■ Listed entries ■
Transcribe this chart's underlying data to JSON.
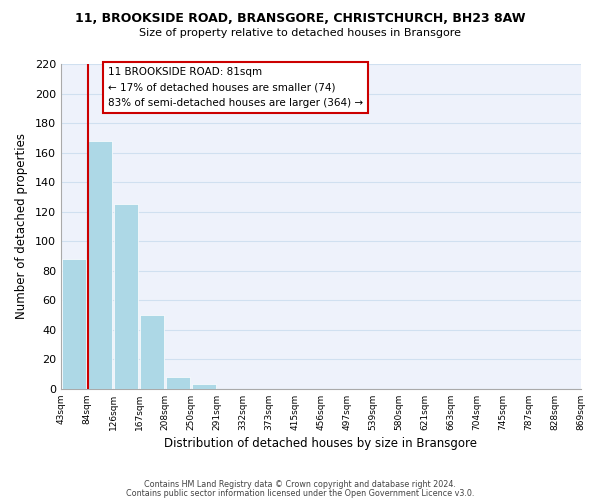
{
  "title_line1": "11, BROOKSIDE ROAD, BRANSGORE, CHRISTCHURCH, BH23 8AW",
  "title_line2": "Size of property relative to detached houses in Bransgore",
  "xlabel": "Distribution of detached houses by size in Bransgore",
  "ylabel": "Number of detached properties",
  "bar_values": [
    88,
    168,
    125,
    50,
    8,
    3,
    0,
    0,
    0,
    0,
    0,
    0,
    0,
    0,
    0,
    0,
    0,
    0,
    0,
    0
  ],
  "bin_labels": [
    "43sqm",
    "84sqm",
    "126sqm",
    "167sqm",
    "208sqm",
    "250sqm",
    "291sqm",
    "332sqm",
    "373sqm",
    "415sqm",
    "456sqm",
    "497sqm",
    "539sqm",
    "580sqm",
    "621sqm",
    "663sqm",
    "704sqm",
    "745sqm",
    "787sqm",
    "828sqm",
    "869sqm"
  ],
  "bar_color": "#add8e6",
  "highlight_line_color": "#cc0000",
  "ylim": [
    0,
    220
  ],
  "yticks": [
    0,
    20,
    40,
    60,
    80,
    100,
    120,
    140,
    160,
    180,
    200,
    220
  ],
  "annotation_title": "11 BROOKSIDE ROAD: 81sqm",
  "annotation_line1": "← 17% of detached houses are smaller (74)",
  "annotation_line2": "83% of semi-detached houses are larger (364) →",
  "annotation_box_color": "#ffffff",
  "annotation_box_edge": "#cc0000",
  "footer_line1": "Contains HM Land Registry data © Crown copyright and database right 2024.",
  "footer_line2": "Contains public sector information licensed under the Open Government Licence v3.0.",
  "grid_color": "#d0e0f0",
  "background_color": "#eef2fb"
}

■ Short exercise ■
Collect the complete line wherever the string "houses" appears in the records.

■ Reply ■
  "title_line2": "Size of property relative to detached houses in Bransgore",
  "xlabel": "Distribution of detached houses by size in Bransgore",
  "annotation_line1": "← 17% of detached houses are smaller (74)",
  "annotation_line2": "83% of semi-detached houses are larger (364) →",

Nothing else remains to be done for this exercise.